EXTRAIT
· · · · · · ·
PANNDORA -Uranie-


19 janvier 2020

PANNDORA cover.jpg (321 KB)

Groupe : PANNDORA
Titre : Uranie
Label : Infernö Records
Année : 2019

C’est assez intéressant, le fourmillement des groupes par delà les frontières, cette volonté de créer de la musique quoiqu’il arrive, où que l’on soit, dans n’importe quelles conditions et la vérité, c’est que seuls les pistonnés, sortent bien leurs épingles du jeu, par le biais de connaissances, ou en ouvrant la bouche assez grand pour recevoir tout l’amour que peuvent leur donner certains.

Et il y a des groupes, qui pourtant n’ont pas la prétention de faire mieux que le reste, mais qui donnent leurs tripes dans ce qu’ils font, et tant mieux s’ils arrivent à sortir quelque chose dans de bonnes conditions, juste pour ce que la musique est censée procurer.

De l’autre côté des océans, il est un de ces petits groupes, et ici un groupe de femmes, (comme bien souvent on souligne la chose dans le metal avant de souligner leurs aptitudes musicales et instrumentales), qui envoit un heavy/hard rock très sympa, et en transposant ce que la société nous a donné de mieux, on peut considérer que l’on n’est pas dans le Vixen des années 2010, mais pourtant les atmosphères présentes sur ce second album, sont brûlantes, et donnent l’opportunité de passer un bon moment de hardos à l’ancienne.

PANNDORA existe donc depuis deux décennies maintenant, et ce petit « Uranie » sorti en fin d’année dernière permet au groupe de donner la répartie au premier album, lui, sorti neuf ans auparavant.

Avec un artwork made by Leo Antunes , la boite de Pandore est totalement ouverte pour mettre à feu et à sang notre planète qui se meurt.

Un peu moins de quarante minutes pour proposer un hard rock bien produit par Alexandre Bressan où les riffs sont extrêmement typés hard, il n’y a qu’à écouter le titre « Uranie », avec ses lignes vocales, son solo de guitare et surtout sa rythmique de basse, qui s’expriment dans un groove des plus chauds.

L’album enchaîne tranquillement avec des mélodies qui restent à l’oreille, sans pour autant faire sauter au plafond, sans chercher à aguicher de l’auditeur, mais on sent la sincérité dans la musique de PANNDORA, et aussi cette patte plutôt féminine dans l’écriture des titres.
· · · · · · ·
JEU DE DONNÉES
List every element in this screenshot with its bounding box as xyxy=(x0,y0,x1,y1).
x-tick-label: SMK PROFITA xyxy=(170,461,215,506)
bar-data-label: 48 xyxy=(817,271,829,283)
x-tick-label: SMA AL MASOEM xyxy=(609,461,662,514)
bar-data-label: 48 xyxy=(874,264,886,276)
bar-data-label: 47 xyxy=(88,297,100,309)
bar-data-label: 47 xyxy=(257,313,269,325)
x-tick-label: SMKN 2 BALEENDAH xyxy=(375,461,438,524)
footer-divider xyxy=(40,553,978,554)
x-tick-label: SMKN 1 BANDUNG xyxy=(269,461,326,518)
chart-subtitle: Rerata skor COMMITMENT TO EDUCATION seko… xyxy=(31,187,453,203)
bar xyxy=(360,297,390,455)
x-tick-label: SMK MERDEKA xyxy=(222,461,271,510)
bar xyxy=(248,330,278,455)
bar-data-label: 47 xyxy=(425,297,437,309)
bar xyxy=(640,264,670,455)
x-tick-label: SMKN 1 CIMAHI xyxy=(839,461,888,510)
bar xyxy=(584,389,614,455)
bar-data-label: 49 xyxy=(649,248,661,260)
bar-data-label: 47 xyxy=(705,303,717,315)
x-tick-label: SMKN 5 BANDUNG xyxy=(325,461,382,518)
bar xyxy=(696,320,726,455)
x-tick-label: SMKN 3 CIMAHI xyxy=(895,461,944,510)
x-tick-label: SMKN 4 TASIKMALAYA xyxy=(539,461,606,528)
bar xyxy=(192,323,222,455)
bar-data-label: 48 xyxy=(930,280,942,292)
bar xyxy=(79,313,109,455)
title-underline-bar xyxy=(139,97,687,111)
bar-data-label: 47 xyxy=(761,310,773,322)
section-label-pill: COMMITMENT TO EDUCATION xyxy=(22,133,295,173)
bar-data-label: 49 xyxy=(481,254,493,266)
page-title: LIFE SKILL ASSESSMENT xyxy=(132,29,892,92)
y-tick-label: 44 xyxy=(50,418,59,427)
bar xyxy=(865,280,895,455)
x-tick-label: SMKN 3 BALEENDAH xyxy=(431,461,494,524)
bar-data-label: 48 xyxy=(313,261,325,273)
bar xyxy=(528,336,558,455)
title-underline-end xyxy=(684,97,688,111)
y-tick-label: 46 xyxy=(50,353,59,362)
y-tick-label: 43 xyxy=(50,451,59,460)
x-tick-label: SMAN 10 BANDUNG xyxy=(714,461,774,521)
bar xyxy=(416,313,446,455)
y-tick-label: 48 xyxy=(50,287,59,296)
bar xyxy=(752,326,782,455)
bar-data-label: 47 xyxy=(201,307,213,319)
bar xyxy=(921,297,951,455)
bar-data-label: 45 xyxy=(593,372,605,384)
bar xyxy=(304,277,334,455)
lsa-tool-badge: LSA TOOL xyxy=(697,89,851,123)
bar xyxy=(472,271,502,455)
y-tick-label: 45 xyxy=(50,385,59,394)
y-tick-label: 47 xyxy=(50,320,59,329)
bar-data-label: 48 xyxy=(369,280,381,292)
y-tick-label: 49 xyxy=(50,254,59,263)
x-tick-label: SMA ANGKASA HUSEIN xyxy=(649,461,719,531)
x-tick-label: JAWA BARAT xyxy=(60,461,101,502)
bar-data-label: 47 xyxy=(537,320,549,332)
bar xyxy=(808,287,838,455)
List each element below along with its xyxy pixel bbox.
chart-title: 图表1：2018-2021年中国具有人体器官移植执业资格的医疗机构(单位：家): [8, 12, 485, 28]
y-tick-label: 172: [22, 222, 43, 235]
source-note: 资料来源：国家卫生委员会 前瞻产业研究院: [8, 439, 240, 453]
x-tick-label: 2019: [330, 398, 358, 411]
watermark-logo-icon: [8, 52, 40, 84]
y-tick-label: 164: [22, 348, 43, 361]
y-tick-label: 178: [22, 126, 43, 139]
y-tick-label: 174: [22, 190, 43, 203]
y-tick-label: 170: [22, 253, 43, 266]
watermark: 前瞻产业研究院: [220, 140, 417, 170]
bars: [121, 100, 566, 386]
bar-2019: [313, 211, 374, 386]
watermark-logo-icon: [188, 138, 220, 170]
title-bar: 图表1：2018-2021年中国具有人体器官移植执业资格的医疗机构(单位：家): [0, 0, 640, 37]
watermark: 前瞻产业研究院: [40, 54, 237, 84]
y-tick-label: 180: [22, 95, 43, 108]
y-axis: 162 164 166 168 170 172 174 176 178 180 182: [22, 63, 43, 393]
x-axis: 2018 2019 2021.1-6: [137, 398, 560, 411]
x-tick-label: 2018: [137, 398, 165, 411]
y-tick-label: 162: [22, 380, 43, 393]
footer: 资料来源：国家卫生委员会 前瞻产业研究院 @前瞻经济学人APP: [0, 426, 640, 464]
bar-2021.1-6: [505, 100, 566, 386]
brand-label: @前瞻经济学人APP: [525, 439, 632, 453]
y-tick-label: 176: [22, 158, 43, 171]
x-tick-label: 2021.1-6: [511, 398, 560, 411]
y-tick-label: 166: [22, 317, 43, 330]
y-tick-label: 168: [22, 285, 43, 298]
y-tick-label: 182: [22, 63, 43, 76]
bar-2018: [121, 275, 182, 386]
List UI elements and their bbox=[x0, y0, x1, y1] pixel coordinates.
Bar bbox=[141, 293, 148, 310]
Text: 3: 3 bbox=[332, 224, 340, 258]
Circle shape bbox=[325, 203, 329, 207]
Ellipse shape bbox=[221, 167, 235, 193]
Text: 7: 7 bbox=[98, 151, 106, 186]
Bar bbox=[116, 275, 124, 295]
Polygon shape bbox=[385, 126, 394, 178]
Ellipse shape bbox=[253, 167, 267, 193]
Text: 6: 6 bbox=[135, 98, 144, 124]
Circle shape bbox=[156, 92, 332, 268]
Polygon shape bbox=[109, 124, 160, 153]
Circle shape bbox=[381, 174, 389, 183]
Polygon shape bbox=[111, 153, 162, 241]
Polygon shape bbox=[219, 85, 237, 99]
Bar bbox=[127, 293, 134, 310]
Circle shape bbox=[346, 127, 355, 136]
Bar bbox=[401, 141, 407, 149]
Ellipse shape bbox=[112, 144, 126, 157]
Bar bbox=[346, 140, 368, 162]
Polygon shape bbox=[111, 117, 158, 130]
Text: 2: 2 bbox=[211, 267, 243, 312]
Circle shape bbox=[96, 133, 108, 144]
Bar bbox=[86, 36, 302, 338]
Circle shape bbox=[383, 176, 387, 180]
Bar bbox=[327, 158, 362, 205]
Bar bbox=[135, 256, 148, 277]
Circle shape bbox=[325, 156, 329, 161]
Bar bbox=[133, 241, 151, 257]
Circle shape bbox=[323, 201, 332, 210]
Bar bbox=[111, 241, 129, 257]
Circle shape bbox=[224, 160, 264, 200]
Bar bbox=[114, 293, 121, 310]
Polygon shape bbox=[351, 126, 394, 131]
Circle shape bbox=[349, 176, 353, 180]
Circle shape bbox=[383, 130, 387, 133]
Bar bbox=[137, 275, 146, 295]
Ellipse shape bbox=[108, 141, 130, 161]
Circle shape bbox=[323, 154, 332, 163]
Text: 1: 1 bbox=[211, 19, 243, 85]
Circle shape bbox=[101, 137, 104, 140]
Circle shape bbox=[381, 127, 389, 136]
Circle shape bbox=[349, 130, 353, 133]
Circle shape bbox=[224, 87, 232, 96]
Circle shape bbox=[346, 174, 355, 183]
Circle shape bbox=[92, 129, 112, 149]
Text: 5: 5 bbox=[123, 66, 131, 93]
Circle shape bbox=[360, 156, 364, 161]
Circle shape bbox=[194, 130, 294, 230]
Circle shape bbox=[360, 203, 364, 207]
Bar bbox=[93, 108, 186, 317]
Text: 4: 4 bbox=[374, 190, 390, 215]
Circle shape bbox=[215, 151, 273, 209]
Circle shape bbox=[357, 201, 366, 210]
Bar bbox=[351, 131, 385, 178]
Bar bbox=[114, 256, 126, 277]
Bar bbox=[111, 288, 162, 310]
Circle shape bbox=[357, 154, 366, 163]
· · · · · · ·
CONSIGNE
Recopiez mot pour mot le passage de la chronique de l'album « Uranie » qui va de « PANNDORA cover.jpg (321 » à « leur donner certains. ».

TÂCHE ACCOMPLIE
PANNDORA cover.jpg (321 KB)

Groupe : PANNDORA
Titre : Uranie
Label : Infernö Records
Année : 2019

C’est assez intéressant, le fourmillement des groupes par delà les frontières, cette volonté de créer de la musique quoiqu’il arrive, où que l’on soit, dans n’importe quelles conditions et la vérité, c’est que seuls les pistonnés, sortent bien leurs épingles du jeu, par le biais de connaissances, ou en ouvrant la bouche assez grand pour recevoir tout l’amour que peuvent leur donner certains.